__Entries from a dataset__:
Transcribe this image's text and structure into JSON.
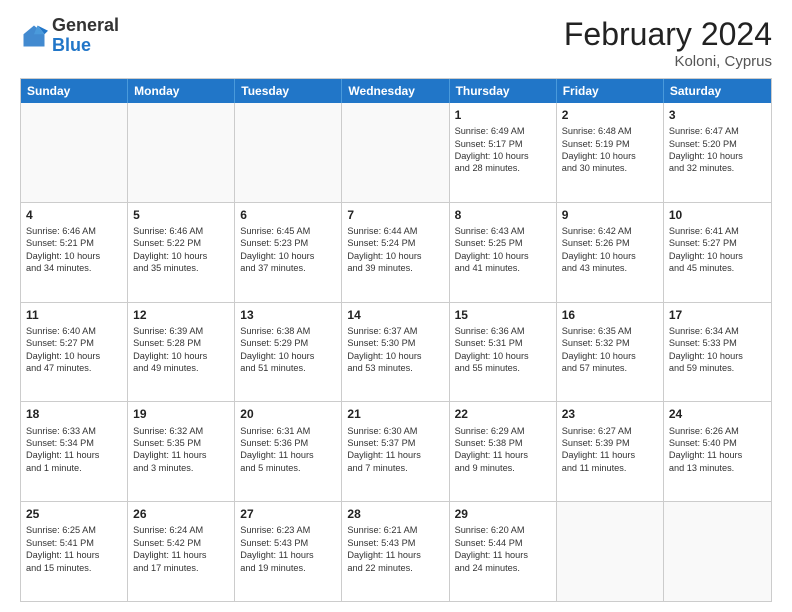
{
  "header": {
    "logo_general": "General",
    "logo_blue": "Blue",
    "month_title": "February 2024",
    "location": "Koloni, Cyprus"
  },
  "weekdays": [
    "Sunday",
    "Monday",
    "Tuesday",
    "Wednesday",
    "Thursday",
    "Friday",
    "Saturday"
  ],
  "rows": [
    [
      {
        "day": "",
        "text": ""
      },
      {
        "day": "",
        "text": ""
      },
      {
        "day": "",
        "text": ""
      },
      {
        "day": "",
        "text": ""
      },
      {
        "day": "1",
        "text": "Sunrise: 6:49 AM\nSunset: 5:17 PM\nDaylight: 10 hours\nand 28 minutes."
      },
      {
        "day": "2",
        "text": "Sunrise: 6:48 AM\nSunset: 5:19 PM\nDaylight: 10 hours\nand 30 minutes."
      },
      {
        "day": "3",
        "text": "Sunrise: 6:47 AM\nSunset: 5:20 PM\nDaylight: 10 hours\nand 32 minutes."
      }
    ],
    [
      {
        "day": "4",
        "text": "Sunrise: 6:46 AM\nSunset: 5:21 PM\nDaylight: 10 hours\nand 34 minutes."
      },
      {
        "day": "5",
        "text": "Sunrise: 6:46 AM\nSunset: 5:22 PM\nDaylight: 10 hours\nand 35 minutes."
      },
      {
        "day": "6",
        "text": "Sunrise: 6:45 AM\nSunset: 5:23 PM\nDaylight: 10 hours\nand 37 minutes."
      },
      {
        "day": "7",
        "text": "Sunrise: 6:44 AM\nSunset: 5:24 PM\nDaylight: 10 hours\nand 39 minutes."
      },
      {
        "day": "8",
        "text": "Sunrise: 6:43 AM\nSunset: 5:25 PM\nDaylight: 10 hours\nand 41 minutes."
      },
      {
        "day": "9",
        "text": "Sunrise: 6:42 AM\nSunset: 5:26 PM\nDaylight: 10 hours\nand 43 minutes."
      },
      {
        "day": "10",
        "text": "Sunrise: 6:41 AM\nSunset: 5:27 PM\nDaylight: 10 hours\nand 45 minutes."
      }
    ],
    [
      {
        "day": "11",
        "text": "Sunrise: 6:40 AM\nSunset: 5:27 PM\nDaylight: 10 hours\nand 47 minutes."
      },
      {
        "day": "12",
        "text": "Sunrise: 6:39 AM\nSunset: 5:28 PM\nDaylight: 10 hours\nand 49 minutes."
      },
      {
        "day": "13",
        "text": "Sunrise: 6:38 AM\nSunset: 5:29 PM\nDaylight: 10 hours\nand 51 minutes."
      },
      {
        "day": "14",
        "text": "Sunrise: 6:37 AM\nSunset: 5:30 PM\nDaylight: 10 hours\nand 53 minutes."
      },
      {
        "day": "15",
        "text": "Sunrise: 6:36 AM\nSunset: 5:31 PM\nDaylight: 10 hours\nand 55 minutes."
      },
      {
        "day": "16",
        "text": "Sunrise: 6:35 AM\nSunset: 5:32 PM\nDaylight: 10 hours\nand 57 minutes."
      },
      {
        "day": "17",
        "text": "Sunrise: 6:34 AM\nSunset: 5:33 PM\nDaylight: 10 hours\nand 59 minutes."
      }
    ],
    [
      {
        "day": "18",
        "text": "Sunrise: 6:33 AM\nSunset: 5:34 PM\nDaylight: 11 hours\nand 1 minute."
      },
      {
        "day": "19",
        "text": "Sunrise: 6:32 AM\nSunset: 5:35 PM\nDaylight: 11 hours\nand 3 minutes."
      },
      {
        "day": "20",
        "text": "Sunrise: 6:31 AM\nSunset: 5:36 PM\nDaylight: 11 hours\nand 5 minutes."
      },
      {
        "day": "21",
        "text": "Sunrise: 6:30 AM\nSunset: 5:37 PM\nDaylight: 11 hours\nand 7 minutes."
      },
      {
        "day": "22",
        "text": "Sunrise: 6:29 AM\nSunset: 5:38 PM\nDaylight: 11 hours\nand 9 minutes."
      },
      {
        "day": "23",
        "text": "Sunrise: 6:27 AM\nSunset: 5:39 PM\nDaylight: 11 hours\nand 11 minutes."
      },
      {
        "day": "24",
        "text": "Sunrise: 6:26 AM\nSunset: 5:40 PM\nDaylight: 11 hours\nand 13 minutes."
      }
    ],
    [
      {
        "day": "25",
        "text": "Sunrise: 6:25 AM\nSunset: 5:41 PM\nDaylight: 11 hours\nand 15 minutes."
      },
      {
        "day": "26",
        "text": "Sunrise: 6:24 AM\nSunset: 5:42 PM\nDaylight: 11 hours\nand 17 minutes."
      },
      {
        "day": "27",
        "text": "Sunrise: 6:23 AM\nSunset: 5:43 PM\nDaylight: 11 hours\nand 19 minutes."
      },
      {
        "day": "28",
        "text": "Sunrise: 6:21 AM\nSunset: 5:43 PM\nDaylight: 11 hours\nand 22 minutes."
      },
      {
        "day": "29",
        "text": "Sunrise: 6:20 AM\nSunset: 5:44 PM\nDaylight: 11 hours\nand 24 minutes."
      },
      {
        "day": "",
        "text": ""
      },
      {
        "day": "",
        "text": ""
      }
    ]
  ]
}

__TASK DETAILS__: Print each of the records above exactly as written, leaving no picture in the copy.

__OUTPUT OF THE EXERCISE__:
Transcribe this image's text and structure into JSON.
{
  "header": {
    "logo_general": "General",
    "logo_blue": "Blue",
    "month_title": "February 2024",
    "location": "Koloni, Cyprus"
  },
  "weekdays": [
    "Sunday",
    "Monday",
    "Tuesday",
    "Wednesday",
    "Thursday",
    "Friday",
    "Saturday"
  ],
  "rows": [
    [
      {
        "day": "",
        "text": ""
      },
      {
        "day": "",
        "text": ""
      },
      {
        "day": "",
        "text": ""
      },
      {
        "day": "",
        "text": ""
      },
      {
        "day": "1",
        "text": "Sunrise: 6:49 AM\nSunset: 5:17 PM\nDaylight: 10 hours\nand 28 minutes."
      },
      {
        "day": "2",
        "text": "Sunrise: 6:48 AM\nSunset: 5:19 PM\nDaylight: 10 hours\nand 30 minutes."
      },
      {
        "day": "3",
        "text": "Sunrise: 6:47 AM\nSunset: 5:20 PM\nDaylight: 10 hours\nand 32 minutes."
      }
    ],
    [
      {
        "day": "4",
        "text": "Sunrise: 6:46 AM\nSunset: 5:21 PM\nDaylight: 10 hours\nand 34 minutes."
      },
      {
        "day": "5",
        "text": "Sunrise: 6:46 AM\nSunset: 5:22 PM\nDaylight: 10 hours\nand 35 minutes."
      },
      {
        "day": "6",
        "text": "Sunrise: 6:45 AM\nSunset: 5:23 PM\nDaylight: 10 hours\nand 37 minutes."
      },
      {
        "day": "7",
        "text": "Sunrise: 6:44 AM\nSunset: 5:24 PM\nDaylight: 10 hours\nand 39 minutes."
      },
      {
        "day": "8",
        "text": "Sunrise: 6:43 AM\nSunset: 5:25 PM\nDaylight: 10 hours\nand 41 minutes."
      },
      {
        "day": "9",
        "text": "Sunrise: 6:42 AM\nSunset: 5:26 PM\nDaylight: 10 hours\nand 43 minutes."
      },
      {
        "day": "10",
        "text": "Sunrise: 6:41 AM\nSunset: 5:27 PM\nDaylight: 10 hours\nand 45 minutes."
      }
    ],
    [
      {
        "day": "11",
        "text": "Sunrise: 6:40 AM\nSunset: 5:27 PM\nDaylight: 10 hours\nand 47 minutes."
      },
      {
        "day": "12",
        "text": "Sunrise: 6:39 AM\nSunset: 5:28 PM\nDaylight: 10 hours\nand 49 minutes."
      },
      {
        "day": "13",
        "text": "Sunrise: 6:38 AM\nSunset: 5:29 PM\nDaylight: 10 hours\nand 51 minutes."
      },
      {
        "day": "14",
        "text": "Sunrise: 6:37 AM\nSunset: 5:30 PM\nDaylight: 10 hours\nand 53 minutes."
      },
      {
        "day": "15",
        "text": "Sunrise: 6:36 AM\nSunset: 5:31 PM\nDaylight: 10 hours\nand 55 minutes."
      },
      {
        "day": "16",
        "text": "Sunrise: 6:35 AM\nSunset: 5:32 PM\nDaylight: 10 hours\nand 57 minutes."
      },
      {
        "day": "17",
        "text": "Sunrise: 6:34 AM\nSunset: 5:33 PM\nDaylight: 10 hours\nand 59 minutes."
      }
    ],
    [
      {
        "day": "18",
        "text": "Sunrise: 6:33 AM\nSunset: 5:34 PM\nDaylight: 11 hours\nand 1 minute."
      },
      {
        "day": "19",
        "text": "Sunrise: 6:32 AM\nSunset: 5:35 PM\nDaylight: 11 hours\nand 3 minutes."
      },
      {
        "day": "20",
        "text": "Sunrise: 6:31 AM\nSunset: 5:36 PM\nDaylight: 11 hours\nand 5 minutes."
      },
      {
        "day": "21",
        "text": "Sunrise: 6:30 AM\nSunset: 5:37 PM\nDaylight: 11 hours\nand 7 minutes."
      },
      {
        "day": "22",
        "text": "Sunrise: 6:29 AM\nSunset: 5:38 PM\nDaylight: 11 hours\nand 9 minutes."
      },
      {
        "day": "23",
        "text": "Sunrise: 6:27 AM\nSunset: 5:39 PM\nDaylight: 11 hours\nand 11 minutes."
      },
      {
        "day": "24",
        "text": "Sunrise: 6:26 AM\nSunset: 5:40 PM\nDaylight: 11 hours\nand 13 minutes."
      }
    ],
    [
      {
        "day": "25",
        "text": "Sunrise: 6:25 AM\nSunset: 5:41 PM\nDaylight: 11 hours\nand 15 minutes."
      },
      {
        "day": "26",
        "text": "Sunrise: 6:24 AM\nSunset: 5:42 PM\nDaylight: 11 hours\nand 17 minutes."
      },
      {
        "day": "27",
        "text": "Sunrise: 6:23 AM\nSunset: 5:43 PM\nDaylight: 11 hours\nand 19 minutes."
      },
      {
        "day": "28",
        "text": "Sunrise: 6:21 AM\nSunset: 5:43 PM\nDaylight: 11 hours\nand 22 minutes."
      },
      {
        "day": "29",
        "text": "Sunrise: 6:20 AM\nSunset: 5:44 PM\nDaylight: 11 hours\nand 24 minutes."
      },
      {
        "day": "",
        "text": ""
      },
      {
        "day": "",
        "text": ""
      }
    ]
  ]
}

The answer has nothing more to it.